╭─ ENTRIES PROVIDED

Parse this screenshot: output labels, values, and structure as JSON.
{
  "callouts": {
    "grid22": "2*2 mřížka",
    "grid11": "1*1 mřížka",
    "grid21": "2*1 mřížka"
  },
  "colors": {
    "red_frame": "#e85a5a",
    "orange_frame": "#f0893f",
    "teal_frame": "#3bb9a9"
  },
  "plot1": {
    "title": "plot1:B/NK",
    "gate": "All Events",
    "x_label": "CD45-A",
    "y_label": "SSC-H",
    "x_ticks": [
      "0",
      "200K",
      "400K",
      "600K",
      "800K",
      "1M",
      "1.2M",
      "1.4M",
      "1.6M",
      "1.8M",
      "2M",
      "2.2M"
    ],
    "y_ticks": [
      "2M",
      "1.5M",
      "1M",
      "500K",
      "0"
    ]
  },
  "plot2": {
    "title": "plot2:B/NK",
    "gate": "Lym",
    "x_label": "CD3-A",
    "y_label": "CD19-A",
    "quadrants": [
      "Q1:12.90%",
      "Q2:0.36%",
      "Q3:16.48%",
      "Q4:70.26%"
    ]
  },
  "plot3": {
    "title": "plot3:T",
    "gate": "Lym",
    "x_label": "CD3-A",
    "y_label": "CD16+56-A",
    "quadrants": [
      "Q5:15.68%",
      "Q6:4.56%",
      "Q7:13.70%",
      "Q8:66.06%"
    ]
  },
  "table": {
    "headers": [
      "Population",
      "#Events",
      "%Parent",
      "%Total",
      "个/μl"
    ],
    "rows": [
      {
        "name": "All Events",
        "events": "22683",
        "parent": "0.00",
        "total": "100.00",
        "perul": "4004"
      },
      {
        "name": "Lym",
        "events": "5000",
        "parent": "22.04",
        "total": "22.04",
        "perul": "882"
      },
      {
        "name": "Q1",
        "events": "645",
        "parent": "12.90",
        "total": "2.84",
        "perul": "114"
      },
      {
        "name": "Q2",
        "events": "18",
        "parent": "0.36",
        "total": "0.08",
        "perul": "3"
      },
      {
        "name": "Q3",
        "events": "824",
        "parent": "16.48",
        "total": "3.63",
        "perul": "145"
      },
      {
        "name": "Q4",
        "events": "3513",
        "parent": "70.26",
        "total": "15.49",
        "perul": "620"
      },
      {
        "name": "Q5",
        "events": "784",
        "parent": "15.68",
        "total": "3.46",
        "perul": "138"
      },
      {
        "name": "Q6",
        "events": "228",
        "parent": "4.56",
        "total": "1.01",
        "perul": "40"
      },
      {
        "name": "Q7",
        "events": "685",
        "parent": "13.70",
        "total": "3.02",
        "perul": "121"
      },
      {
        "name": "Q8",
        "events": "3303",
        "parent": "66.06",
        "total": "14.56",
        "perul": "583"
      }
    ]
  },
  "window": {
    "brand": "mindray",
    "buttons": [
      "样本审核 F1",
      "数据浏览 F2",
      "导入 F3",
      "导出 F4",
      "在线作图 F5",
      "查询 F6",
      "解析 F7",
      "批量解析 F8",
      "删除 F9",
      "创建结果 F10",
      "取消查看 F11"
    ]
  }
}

╰─

TASK REQUIREMENTS →
Write each line above out exactly.

RESULT →
Parse this screenshot: output labels, values, and structure as JSON.
{
  "callouts": {
    "grid22": "2*2 mřížka",
    "grid11": "1*1 mřížka",
    "grid21": "2*1 mřížka"
  },
  "colors": {
    "red_frame": "#e85a5a",
    "orange_frame": "#f0893f",
    "teal_frame": "#3bb9a9"
  },
  "plot1": {
    "title": "plot1:B/NK",
    "gate": "All Events",
    "x_label": "CD45-A",
    "y_label": "SSC-H",
    "x_ticks": [
      "0",
      "200K",
      "400K",
      "600K",
      "800K",
      "1M",
      "1.2M",
      "1.4M",
      "1.6M",
      "1.8M",
      "2M",
      "2.2M"
    ],
    "y_ticks": [
      "2M",
      "1.5M",
      "1M",
      "500K",
      "0"
    ]
  },
  "plot2": {
    "title": "plot2:B/NK",
    "gate": "Lym",
    "x_label": "CD3-A",
    "y_label": "CD19-A",
    "quadrants": [
      "Q1:12.90%",
      "Q2:0.36%",
      "Q3:16.48%",
      "Q4:70.26%"
    ]
  },
  "plot3": {
    "title": "plot3:T",
    "gate": "Lym",
    "x_label": "CD3-A",
    "y_label": "CD16+56-A",
    "quadrants": [
      "Q5:15.68%",
      "Q6:4.56%",
      "Q7:13.70%",
      "Q8:66.06%"
    ]
  },
  "table": {
    "headers": [
      "Population",
      "#Events",
      "%Parent",
      "%Total",
      "个/μl"
    ],
    "rows": [
      {
        "name": "All Events",
        "events": "22683",
        "parent": "0.00",
        "total": "100.00",
        "perul": "4004"
      },
      {
        "name": "Lym",
        "events": "5000",
        "parent": "22.04",
        "total": "22.04",
        "perul": "882"
      },
      {
        "name": "Q1",
        "events": "645",
        "parent": "12.90",
        "total": "2.84",
        "perul": "114"
      },
      {
        "name": "Q2",
        "events": "18",
        "parent": "0.36",
        "total": "0.08",
        "perul": "3"
      },
      {
        "name": "Q3",
        "events": "824",
        "parent": "16.48",
        "total": "3.63",
        "perul": "145"
      },
      {
        "name": "Q4",
        "events": "3513",
        "parent": "70.26",
        "total": "15.49",
        "perul": "620"
      },
      {
        "name": "Q5",
        "events": "784",
        "parent": "15.68",
        "total": "3.46",
        "perul": "138"
      },
      {
        "name": "Q6",
        "events": "228",
        "parent": "4.56",
        "total": "1.01",
        "perul": "40"
      },
      {
        "name": "Q7",
        "events": "685",
        "parent": "13.70",
        "total": "3.02",
        "perul": "121"
      },
      {
        "name": "Q8",
        "events": "3303",
        "parent": "66.06",
        "total": "14.56",
        "perul": "583"
      }
    ]
  },
  "window": {
    "brand": "mindray",
    "buttons": [
      "样本审核 F1",
      "数据浏览 F2",
      "导入 F3",
      "导出 F4",
      "在线作图 F5",
      "查询 F6",
      "解析 F7",
      "批量解析 F8",
      "删除 F9",
      "创建结果 F10",
      "取消查看 F11"
    ]
  }
}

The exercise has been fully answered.